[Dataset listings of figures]
□ □ □ □

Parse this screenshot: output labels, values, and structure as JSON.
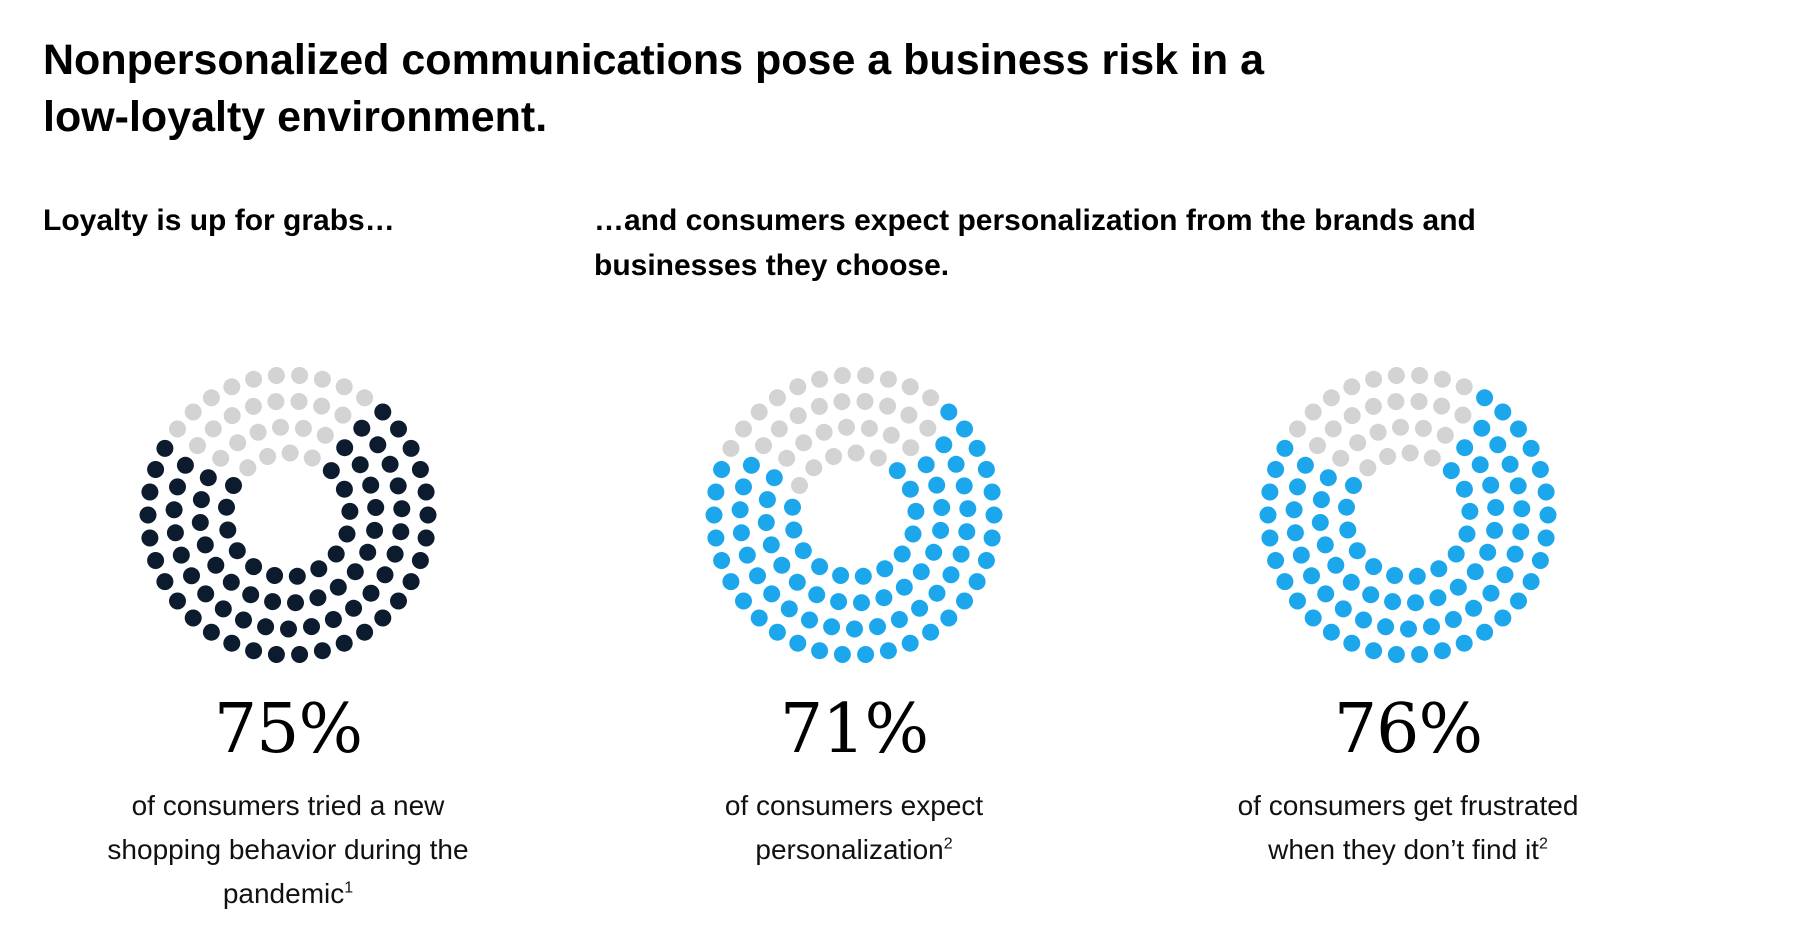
{
  "title": "Nonpersonalized communications pose a business risk in a low-loyalty environment.",
  "subheads": {
    "left": "Loyalty is up for grabs…",
    "right": "…and consumers expect personalization from the brands and businesses they choose."
  },
  "colors": {
    "gray": "#d3d3d3",
    "navy": "#0c1b2e",
    "blue": "#1ca7ec"
  },
  "chart_data": [
    {
      "type": "pie",
      "value": 75,
      "unit": "%",
      "label": "75%",
      "description": "of consumers tried a new shopping behavior during the pandemic",
      "footnote": "1",
      "fill_color": "#0c1b2e"
    },
    {
      "type": "pie",
      "value": 71,
      "unit": "%",
      "label": "71%",
      "description": "of consumers expect personalization",
      "footnote": "2",
      "fill_color": "#1ca7ec"
    },
    {
      "type": "pie",
      "value": 76,
      "unit": "%",
      "label": "76%",
      "description": "of consumers get frustrated when they don’t find it",
      "footnote": "2",
      "fill_color": "#1ca7ec"
    }
  ]
}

□ □ □ □

> _CHALLENGE_:
Each record should be quoted exactly, with the images omitted.

> _COMPLETE ANSWER_:
Parse this screenshot: output labels, values, and structure as JSON.
{
  "title": "Nonpersonalized communications pose a business risk in a low-loyalty environment.",
  "subheads": {
    "left": "Loyalty is up for grabs…",
    "right": "…and consumers expect personalization from the brands and businesses they choose."
  },
  "colors": {
    "gray": "#d3d3d3",
    "navy": "#0c1b2e",
    "blue": "#1ca7ec"
  },
  "chart_data": [
    {
      "type": "pie",
      "value": 75,
      "unit": "%",
      "label": "75%",
      "description": "of consumers tried a new shopping behavior during the pandemic",
      "footnote": "1",
      "fill_color": "#0c1b2e"
    },
    {
      "type": "pie",
      "value": 71,
      "unit": "%",
      "label": "71%",
      "description": "of consumers expect personalization",
      "footnote": "2",
      "fill_color": "#1ca7ec"
    },
    {
      "type": "pie",
      "value": 76,
      "unit": "%",
      "label": "76%",
      "description": "of consumers get frustrated when they don’t find it",
      "footnote": "2",
      "fill_color": "#1ca7ec"
    }
  ]
}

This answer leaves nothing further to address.